Dataset entries on figures
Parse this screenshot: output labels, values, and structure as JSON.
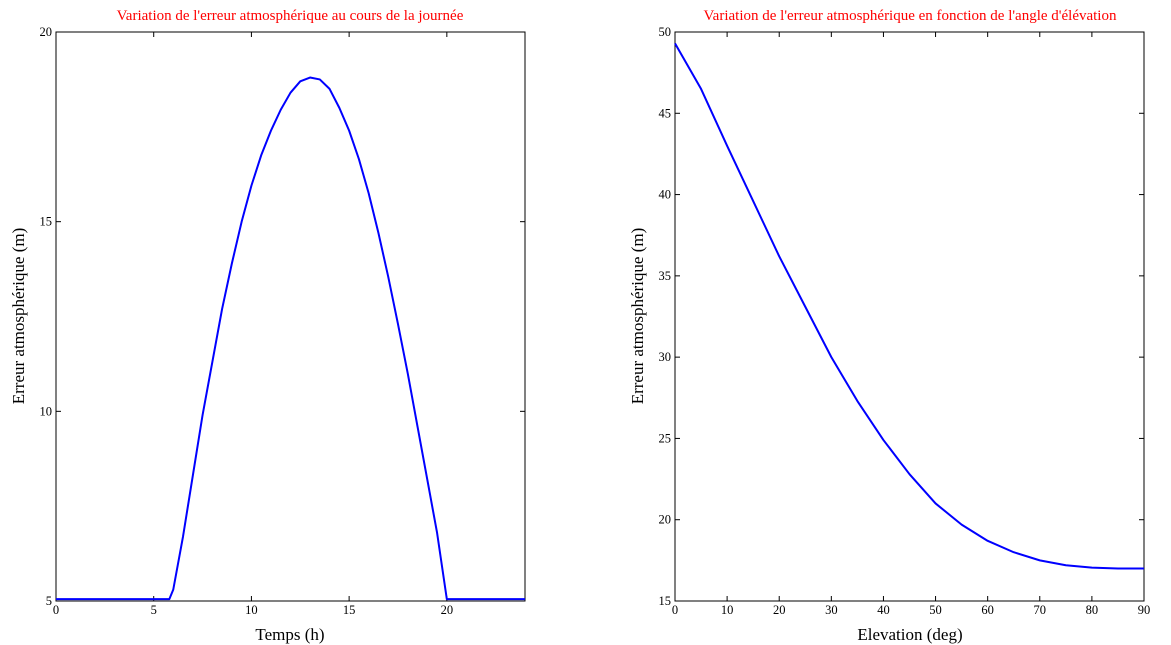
{
  "chart_data": [
    {
      "type": "line",
      "title": "Variation de l'erreur atmosphérique au cours de la journée",
      "xlabel": "Temps (h)",
      "ylabel": "Erreur atmosphérique (m)",
      "xlim": [
        0,
        24
      ],
      "ylim": [
        5,
        20
      ],
      "xticks": [
        0,
        5,
        10,
        15,
        20
      ],
      "yticks": [
        5,
        10,
        15,
        20
      ],
      "grid": false,
      "series": [
        {
          "color": "#0000ff",
          "x": [
            0,
            1,
            2,
            3,
            4,
            5,
            5.5,
            5.8,
            6,
            6.5,
            7,
            7.5,
            8,
            8.5,
            9,
            9.5,
            10,
            10.5,
            11,
            11.5,
            12,
            12.5,
            13,
            13.5,
            14,
            14.5,
            15,
            15.5,
            16,
            16.5,
            17,
            17.5,
            18,
            18.5,
            19,
            19.5,
            20,
            20.5,
            21,
            21.5,
            21.8,
            22,
            23,
            24
          ],
          "y": [
            5.05,
            5.05,
            5.05,
            5.05,
            5.05,
            5.05,
            5.05,
            5.05,
            5.3,
            6.7,
            8.3,
            9.9,
            11.3,
            12.7,
            13.9,
            15.0,
            15.95,
            16.75,
            17.4,
            17.95,
            18.4,
            18.7,
            18.8,
            18.75,
            18.5,
            18.0,
            17.4,
            16.65,
            15.75,
            14.7,
            13.55,
            12.3,
            11.0,
            9.6,
            8.2,
            6.8,
            5.05,
            5.05,
            5.05,
            5.05,
            5.05,
            5.05,
            5.05,
            5.05
          ]
        }
      ]
    },
    {
      "type": "line",
      "title": "Variation de l'erreur atmosphérique en fonction de l'angle d'élévation",
      "xlabel": "Elevation (deg)",
      "ylabel": "Erreur atmosphérique (m)",
      "xlim": [
        0,
        90
      ],
      "ylim": [
        15,
        50
      ],
      "xticks": [
        0,
        10,
        20,
        30,
        40,
        50,
        60,
        70,
        80,
        90
      ],
      "yticks": [
        15,
        20,
        25,
        30,
        35,
        40,
        45,
        50
      ],
      "grid": false,
      "series": [
        {
          "color": "#0000ff",
          "x": [
            0,
            5,
            10,
            15,
            20,
            25,
            30,
            35,
            40,
            45,
            50,
            55,
            60,
            65,
            70,
            75,
            80,
            85,
            90
          ],
          "y": [
            49.3,
            46.5,
            43.0,
            39.6,
            36.2,
            33.1,
            30.0,
            27.3,
            24.9,
            22.8,
            21.0,
            19.7,
            18.7,
            18.0,
            17.5,
            17.2,
            17.05,
            17.0,
            17.0
          ]
        }
      ]
    }
  ]
}
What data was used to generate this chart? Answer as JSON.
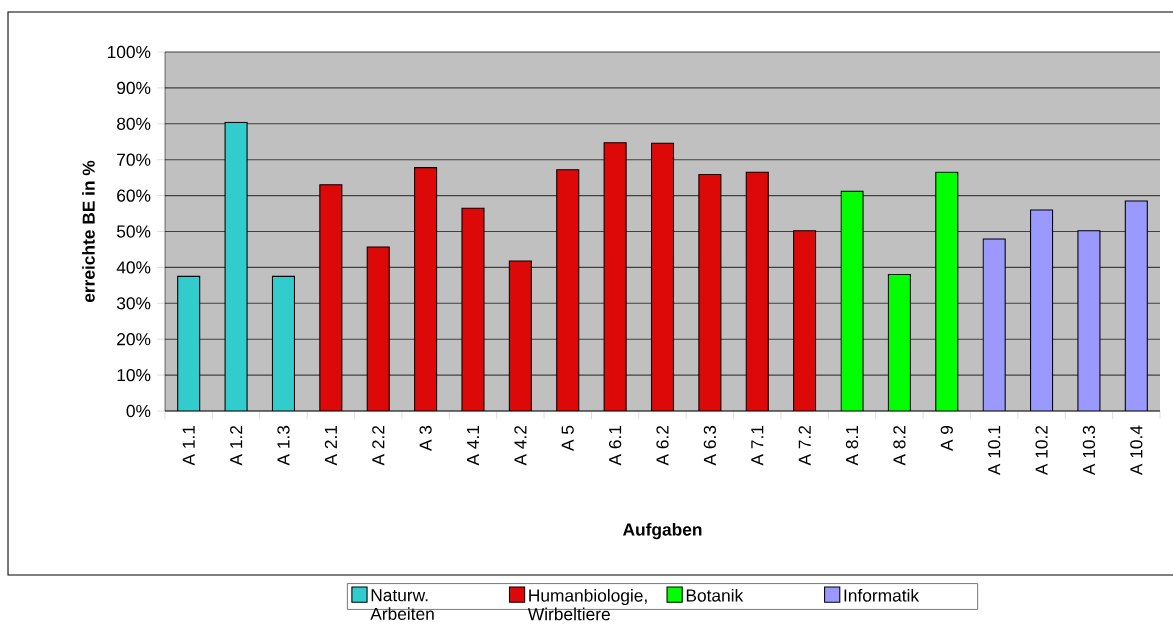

Aim
Gather each line holding the string "this".

Output
Parse this screenshot: output labels, values, and structure as JSON.
What data was used to generate this chart? Answer as JSON.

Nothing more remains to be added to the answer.